MATERIAL FOR THE TASK:

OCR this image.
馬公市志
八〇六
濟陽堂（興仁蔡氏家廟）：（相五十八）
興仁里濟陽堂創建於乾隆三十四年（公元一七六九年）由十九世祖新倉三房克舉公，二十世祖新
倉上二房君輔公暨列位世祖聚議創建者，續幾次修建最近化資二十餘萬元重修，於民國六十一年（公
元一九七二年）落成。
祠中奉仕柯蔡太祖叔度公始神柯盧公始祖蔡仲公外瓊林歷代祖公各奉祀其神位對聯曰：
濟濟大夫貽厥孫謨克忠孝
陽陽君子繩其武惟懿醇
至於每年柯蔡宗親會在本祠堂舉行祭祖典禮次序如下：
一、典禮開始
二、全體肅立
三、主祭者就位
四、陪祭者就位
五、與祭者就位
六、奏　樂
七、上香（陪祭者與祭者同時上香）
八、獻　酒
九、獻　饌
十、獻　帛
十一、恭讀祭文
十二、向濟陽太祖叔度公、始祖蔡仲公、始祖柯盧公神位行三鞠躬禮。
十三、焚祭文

GOAL: Quote the entire listing above exactly.

COMPLETE OUTPUT:
OCR this image.
馬公市志
八〇六
濟陽堂（興仁蔡氏家廟）：（相五十八）
興仁里濟陽堂創建於乾隆三十四年（公元一七六九年）由十九世祖新倉三房克舉公，二十世祖新
倉上二房君輔公暨列位世祖聚議創建者，續幾次修建最近化資二十餘萬元重修，於民國六十一年（公
元一九七二年）落成。
祠中奉仕柯蔡太祖叔度公始神柯盧公始祖蔡仲公外瓊林歷代祖公各奉祀其神位對聯曰：
濟濟大夫貽厥孫謨克忠孝
陽陽君子繩其武惟懿醇
至於每年柯蔡宗親會在本祠堂舉行祭祖典禮次序如下：
一、典禮開始
二、全體肅立
三、主祭者就位
四、陪祭者就位
五、與祭者就位
六、奏　樂
七、上香（陪祭者與祭者同時上香）
八、獻　酒
九、獻　饌
十、獻　帛
十一、恭讀祭文
十二、向濟陽太祖叔度公、始祖蔡仲公、始祖柯盧公神位行三鞠躬禮。
十三、焚祭文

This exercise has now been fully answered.